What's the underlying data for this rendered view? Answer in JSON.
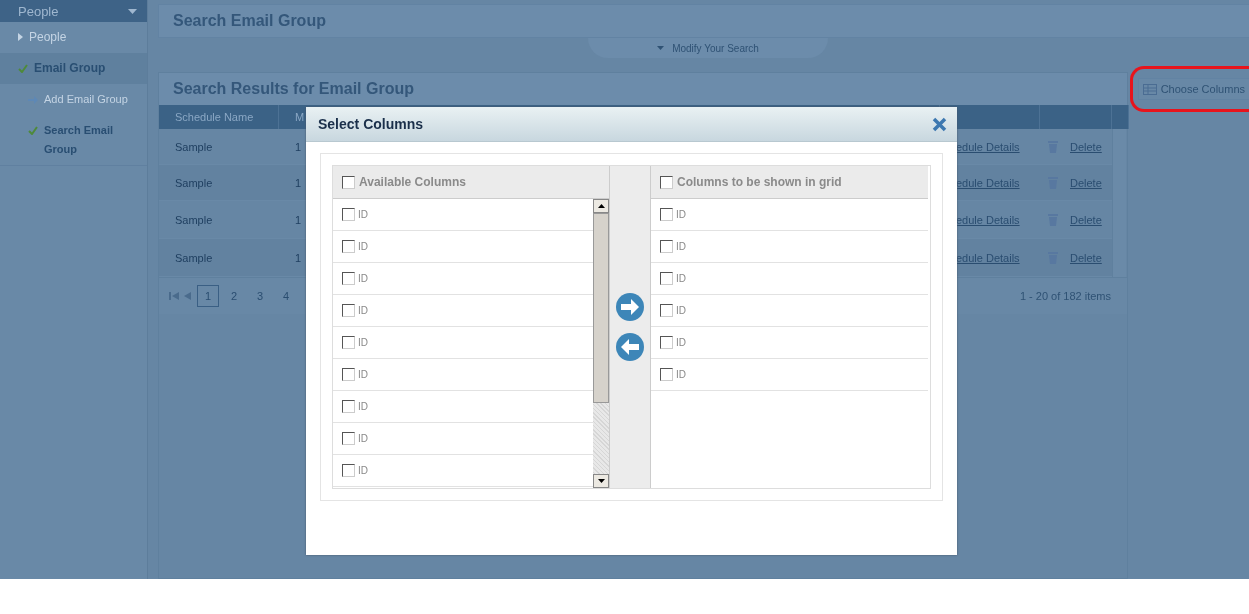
{
  "sidebar": {
    "title": "People",
    "items": [
      {
        "label": "People",
        "selected": false
      },
      {
        "label": "Email Group",
        "selected": true,
        "children": [
          {
            "label": "Add Email Group",
            "selected": false
          },
          {
            "label": "Search Email Group",
            "selected": true
          }
        ]
      }
    ]
  },
  "search_panel": {
    "title": "Search Email Group",
    "toggle": "Modify Your Search"
  },
  "results": {
    "title": "Search Results for Email Group",
    "choose_columns": "Choose Columns",
    "columns": [
      "Schedule Name",
      "M"
    ],
    "rows": [
      {
        "name": "Sample",
        "column_2": "1",
        "details": "edule Details",
        "delete": "Delete"
      },
      {
        "name": "Sample",
        "column_2": "1",
        "details": "edule Details",
        "delete": "Delete"
      },
      {
        "name": "Sample",
        "column_2": "1",
        "details": "edule Details",
        "delete": "Delete"
      },
      {
        "name": "Sample",
        "column_2": "1",
        "details": "edule Details",
        "delete": "Delete"
      }
    ],
    "pages": [
      {
        "label": "1",
        "selected": true
      },
      {
        "label": "2",
        "selected": false
      },
      {
        "label": "3",
        "selected": false
      },
      {
        "label": "4",
        "selected": false
      }
    ],
    "count": "1 - 20 of 182 items"
  },
  "dialog": {
    "title": "Select Columns",
    "available": {
      "heading": "Available Columns",
      "checked": false,
      "items": [
        {
          "label": "ID",
          "checked": false
        },
        {
          "label": "ID",
          "checked": false
        },
        {
          "label": "ID",
          "checked": false
        },
        {
          "label": "ID",
          "checked": false
        },
        {
          "label": "ID",
          "checked": false
        },
        {
          "label": "ID",
          "checked": false
        },
        {
          "label": "ID",
          "checked": false
        },
        {
          "label": "ID",
          "checked": false
        },
        {
          "label": "ID",
          "checked": false
        }
      ]
    },
    "shown": {
      "heading": "Columns to be shown in grid",
      "checked": false,
      "items": [
        {
          "label": "ID",
          "checked": false
        },
        {
          "label": "ID",
          "checked": false
        },
        {
          "label": "ID",
          "checked": false
        },
        {
          "label": "ID",
          "checked": false
        },
        {
          "label": "ID",
          "checked": false
        },
        {
          "label": "ID",
          "checked": false
        }
      ]
    }
  }
}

________________________

DIRECTION: Please set down each line of the data above exactly as written, without the pictures.

COMPLETED TASK:
What's the underlying data for this rendered view? Answer in JSON.
{
  "sidebar": {
    "title": "People",
    "items": [
      {
        "label": "People",
        "selected": false
      },
      {
        "label": "Email Group",
        "selected": true,
        "children": [
          {
            "label": "Add Email Group",
            "selected": false
          },
          {
            "label": "Search Email Group",
            "selected": true
          }
        ]
      }
    ]
  },
  "search_panel": {
    "title": "Search Email Group",
    "toggle": "Modify Your Search"
  },
  "results": {
    "title": "Search Results for Email Group",
    "choose_columns": "Choose Columns",
    "columns": [
      "Schedule Name",
      "M"
    ],
    "rows": [
      {
        "name": "Sample",
        "column_2": "1",
        "details": "edule Details",
        "delete": "Delete"
      },
      {
        "name": "Sample",
        "column_2": "1",
        "details": "edule Details",
        "delete": "Delete"
      },
      {
        "name": "Sample",
        "column_2": "1",
        "details": "edule Details",
        "delete": "Delete"
      },
      {
        "name": "Sample",
        "column_2": "1",
        "details": "edule Details",
        "delete": "Delete"
      }
    ],
    "pages": [
      {
        "label": "1",
        "selected": true
      },
      {
        "label": "2",
        "selected": false
      },
      {
        "label": "3",
        "selected": false
      },
      {
        "label": "4",
        "selected": false
      }
    ],
    "count": "1 - 20 of 182 items"
  },
  "dialog": {
    "title": "Select Columns",
    "available": {
      "heading": "Available Columns",
      "checked": false,
      "items": [
        {
          "label": "ID",
          "checked": false
        },
        {
          "label": "ID",
          "checked": false
        },
        {
          "label": "ID",
          "checked": false
        },
        {
          "label": "ID",
          "checked": false
        },
        {
          "label": "ID",
          "checked": false
        },
        {
          "label": "ID",
          "checked": false
        },
        {
          "label": "ID",
          "checked": false
        },
        {
          "label": "ID",
          "checked": false
        },
        {
          "label": "ID",
          "checked": false
        }
      ]
    },
    "shown": {
      "heading": "Columns to be shown in grid",
      "checked": false,
      "items": [
        {
          "label": "ID",
          "checked": false
        },
        {
          "label": "ID",
          "checked": false
        },
        {
          "label": "ID",
          "checked": false
        },
        {
          "label": "ID",
          "checked": false
        },
        {
          "label": "ID",
          "checked": false
        },
        {
          "label": "ID",
          "checked": false
        }
      ]
    }
  }
}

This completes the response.